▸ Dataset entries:
>> Start

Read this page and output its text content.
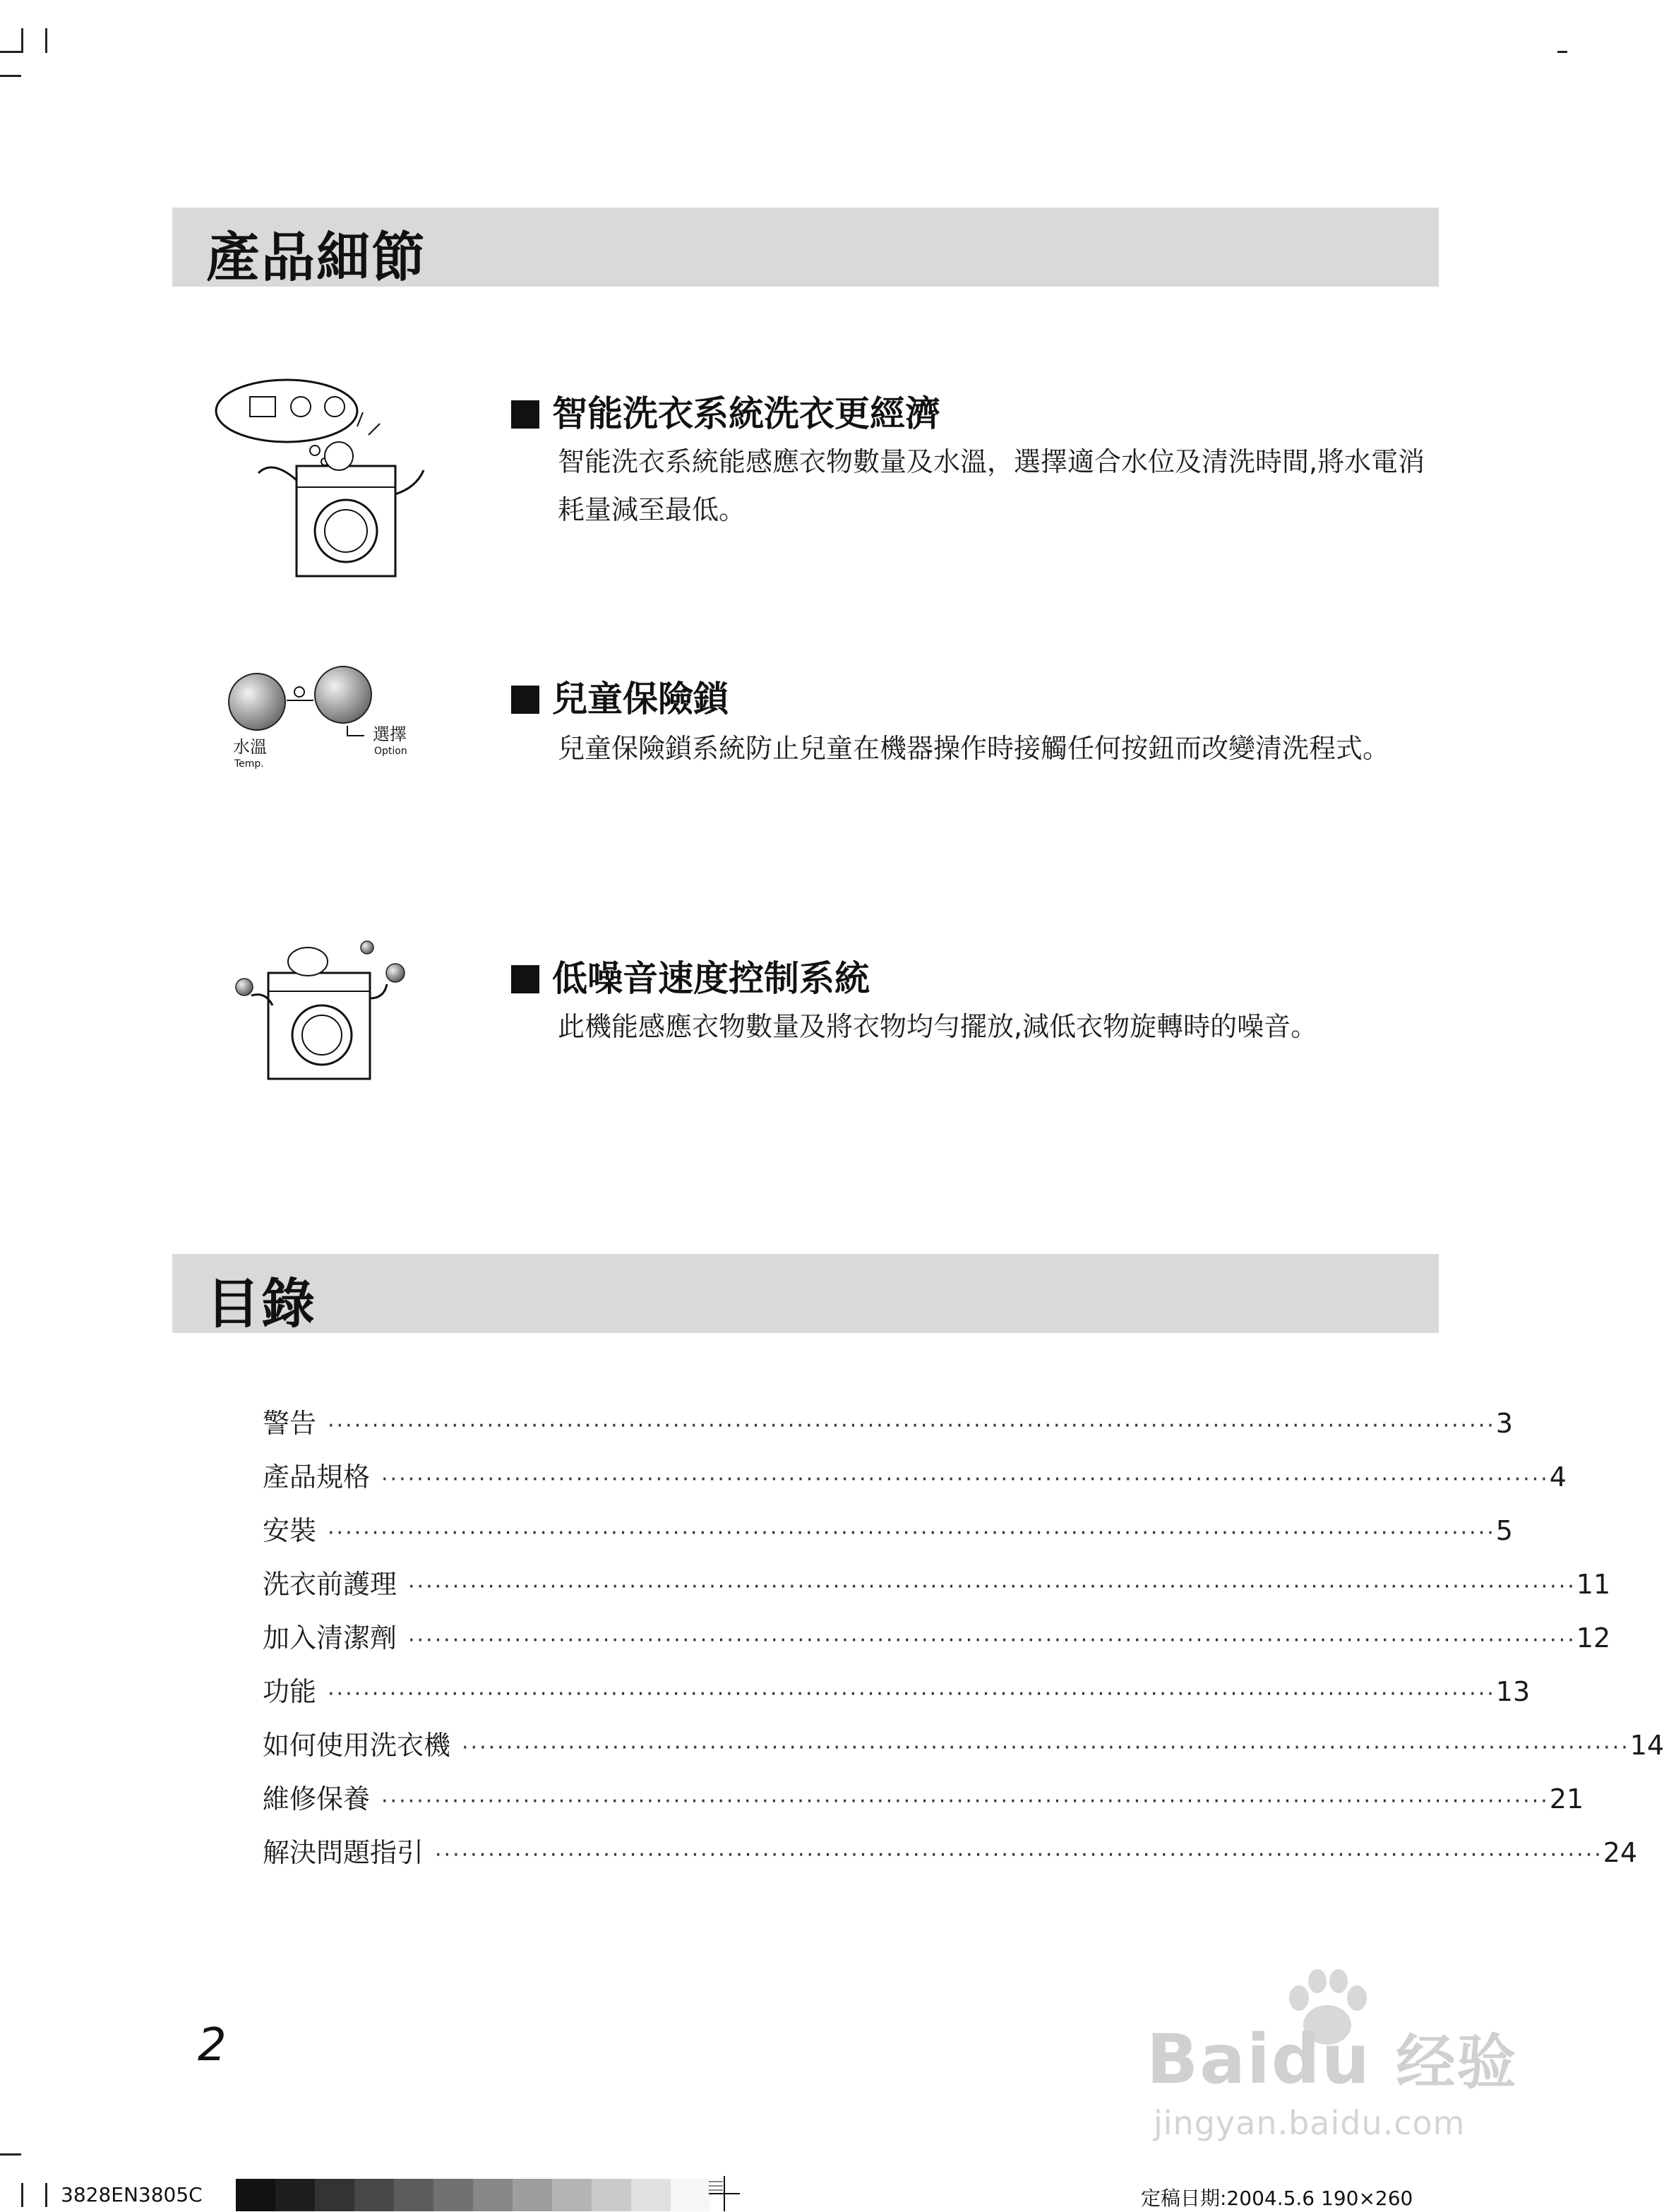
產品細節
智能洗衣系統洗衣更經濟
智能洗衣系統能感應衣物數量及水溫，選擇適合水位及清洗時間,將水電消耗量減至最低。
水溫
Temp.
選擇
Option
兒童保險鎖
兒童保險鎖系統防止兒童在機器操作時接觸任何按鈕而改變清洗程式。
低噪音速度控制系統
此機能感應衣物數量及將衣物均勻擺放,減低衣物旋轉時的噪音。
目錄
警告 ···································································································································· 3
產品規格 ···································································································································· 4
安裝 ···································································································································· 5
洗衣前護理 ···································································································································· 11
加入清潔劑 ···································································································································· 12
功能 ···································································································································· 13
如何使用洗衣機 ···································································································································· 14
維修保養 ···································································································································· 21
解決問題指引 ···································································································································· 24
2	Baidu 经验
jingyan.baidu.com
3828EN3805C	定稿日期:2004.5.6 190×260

>> End

Every record must be copied exactly, with the pictures left out.

Read this page and output its text content.
產品細節
智能洗衣系統洗衣更經濟
智能洗衣系統能感應衣物數量及水溫，選擇適合水位及清洗時間,將水電消耗量減至最低。
水溫
Temp.
選擇
Option
兒童保險鎖
兒童保險鎖系統防止兒童在機器操作時接觸任何按鈕而改變清洗程式。
低噪音速度控制系統
此機能感應衣物數量及將衣物均勻擺放,減低衣物旋轉時的噪音。
目錄
警告 ···································································································································· 3
產品規格 ···································································································································· 4
安裝 ···································································································································· 5
洗衣前護理 ···································································································································· 11
加入清潔劑 ···································································································································· 12
功能 ···································································································································· 13
如何使用洗衣機 ···································································································································· 14
維修保養 ···································································································································· 21
解決問題指引 ···································································································································· 24
2	Baidu 经验
jingyan.baidu.com
3828EN3805C	定稿日期:2004.5.6 190×260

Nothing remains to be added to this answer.